Given exercise:
Please list all lines of the material below in which the string "ylabel" occurs.

(Records that describe figures)
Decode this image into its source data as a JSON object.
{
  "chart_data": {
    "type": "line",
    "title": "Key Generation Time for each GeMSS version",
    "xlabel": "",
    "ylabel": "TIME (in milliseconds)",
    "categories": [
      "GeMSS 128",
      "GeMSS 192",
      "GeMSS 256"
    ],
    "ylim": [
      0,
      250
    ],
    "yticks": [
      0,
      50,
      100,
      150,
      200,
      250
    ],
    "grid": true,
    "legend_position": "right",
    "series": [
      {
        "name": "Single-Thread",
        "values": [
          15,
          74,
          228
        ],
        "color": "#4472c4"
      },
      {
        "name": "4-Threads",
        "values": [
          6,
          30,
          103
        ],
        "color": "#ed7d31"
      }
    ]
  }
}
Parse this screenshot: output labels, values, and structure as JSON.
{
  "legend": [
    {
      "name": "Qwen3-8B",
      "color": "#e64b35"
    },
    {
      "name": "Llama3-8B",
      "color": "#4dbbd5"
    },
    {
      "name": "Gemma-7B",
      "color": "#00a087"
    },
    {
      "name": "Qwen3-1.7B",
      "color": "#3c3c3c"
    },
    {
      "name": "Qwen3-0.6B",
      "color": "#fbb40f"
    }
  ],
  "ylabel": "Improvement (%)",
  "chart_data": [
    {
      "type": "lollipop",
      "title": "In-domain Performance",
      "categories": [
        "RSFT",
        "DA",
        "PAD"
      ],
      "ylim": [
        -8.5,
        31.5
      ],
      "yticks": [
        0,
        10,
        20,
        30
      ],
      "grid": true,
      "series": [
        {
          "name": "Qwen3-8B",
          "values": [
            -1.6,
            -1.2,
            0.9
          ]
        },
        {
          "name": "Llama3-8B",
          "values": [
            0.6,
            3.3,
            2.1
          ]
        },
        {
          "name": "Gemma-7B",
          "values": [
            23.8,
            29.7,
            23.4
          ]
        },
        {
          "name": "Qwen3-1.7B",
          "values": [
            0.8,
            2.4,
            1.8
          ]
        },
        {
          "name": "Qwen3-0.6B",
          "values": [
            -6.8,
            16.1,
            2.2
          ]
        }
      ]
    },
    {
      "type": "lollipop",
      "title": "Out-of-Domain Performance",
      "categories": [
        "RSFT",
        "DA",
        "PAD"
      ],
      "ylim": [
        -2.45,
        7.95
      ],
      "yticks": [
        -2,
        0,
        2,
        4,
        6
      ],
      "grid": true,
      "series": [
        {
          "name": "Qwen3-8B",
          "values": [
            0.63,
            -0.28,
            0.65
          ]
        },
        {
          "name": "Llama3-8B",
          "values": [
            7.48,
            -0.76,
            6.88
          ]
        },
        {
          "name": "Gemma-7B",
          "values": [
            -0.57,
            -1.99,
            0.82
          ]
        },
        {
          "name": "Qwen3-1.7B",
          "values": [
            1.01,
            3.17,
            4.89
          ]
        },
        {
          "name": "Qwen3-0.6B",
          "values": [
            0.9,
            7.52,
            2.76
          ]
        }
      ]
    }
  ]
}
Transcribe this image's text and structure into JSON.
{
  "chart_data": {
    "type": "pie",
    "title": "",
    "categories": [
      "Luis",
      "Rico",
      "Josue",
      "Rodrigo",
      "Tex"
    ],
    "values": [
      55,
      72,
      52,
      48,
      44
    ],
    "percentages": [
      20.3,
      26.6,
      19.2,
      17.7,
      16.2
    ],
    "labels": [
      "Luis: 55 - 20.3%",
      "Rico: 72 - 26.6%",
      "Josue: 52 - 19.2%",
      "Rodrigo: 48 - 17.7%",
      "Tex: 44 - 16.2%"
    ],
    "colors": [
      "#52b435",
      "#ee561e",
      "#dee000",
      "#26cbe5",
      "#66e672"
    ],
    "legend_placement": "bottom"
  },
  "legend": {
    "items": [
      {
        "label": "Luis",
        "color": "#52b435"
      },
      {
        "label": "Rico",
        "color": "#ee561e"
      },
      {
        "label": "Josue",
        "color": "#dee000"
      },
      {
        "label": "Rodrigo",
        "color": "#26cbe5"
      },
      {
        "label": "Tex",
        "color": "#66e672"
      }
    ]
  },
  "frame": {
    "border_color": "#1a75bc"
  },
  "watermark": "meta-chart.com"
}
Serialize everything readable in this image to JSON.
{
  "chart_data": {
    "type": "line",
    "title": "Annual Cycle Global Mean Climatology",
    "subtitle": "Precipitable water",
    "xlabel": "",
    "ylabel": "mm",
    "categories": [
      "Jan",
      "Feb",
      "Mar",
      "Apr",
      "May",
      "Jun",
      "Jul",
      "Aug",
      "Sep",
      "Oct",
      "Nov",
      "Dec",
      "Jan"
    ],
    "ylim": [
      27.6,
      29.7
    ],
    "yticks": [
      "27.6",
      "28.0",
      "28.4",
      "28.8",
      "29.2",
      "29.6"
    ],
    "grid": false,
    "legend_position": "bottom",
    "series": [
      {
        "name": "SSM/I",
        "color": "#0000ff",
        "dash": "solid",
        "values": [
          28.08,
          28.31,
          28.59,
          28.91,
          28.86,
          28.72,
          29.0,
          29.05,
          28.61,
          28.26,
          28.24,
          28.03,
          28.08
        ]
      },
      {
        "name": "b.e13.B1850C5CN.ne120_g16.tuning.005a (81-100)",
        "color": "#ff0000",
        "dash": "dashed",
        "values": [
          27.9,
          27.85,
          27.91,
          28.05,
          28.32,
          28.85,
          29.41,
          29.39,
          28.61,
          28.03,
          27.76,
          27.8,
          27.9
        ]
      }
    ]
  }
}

Result:
    "ylabel": "TIME (in milliseconds)",
  "ylabel": "Improvement (%)",
    "ylabel": "mm",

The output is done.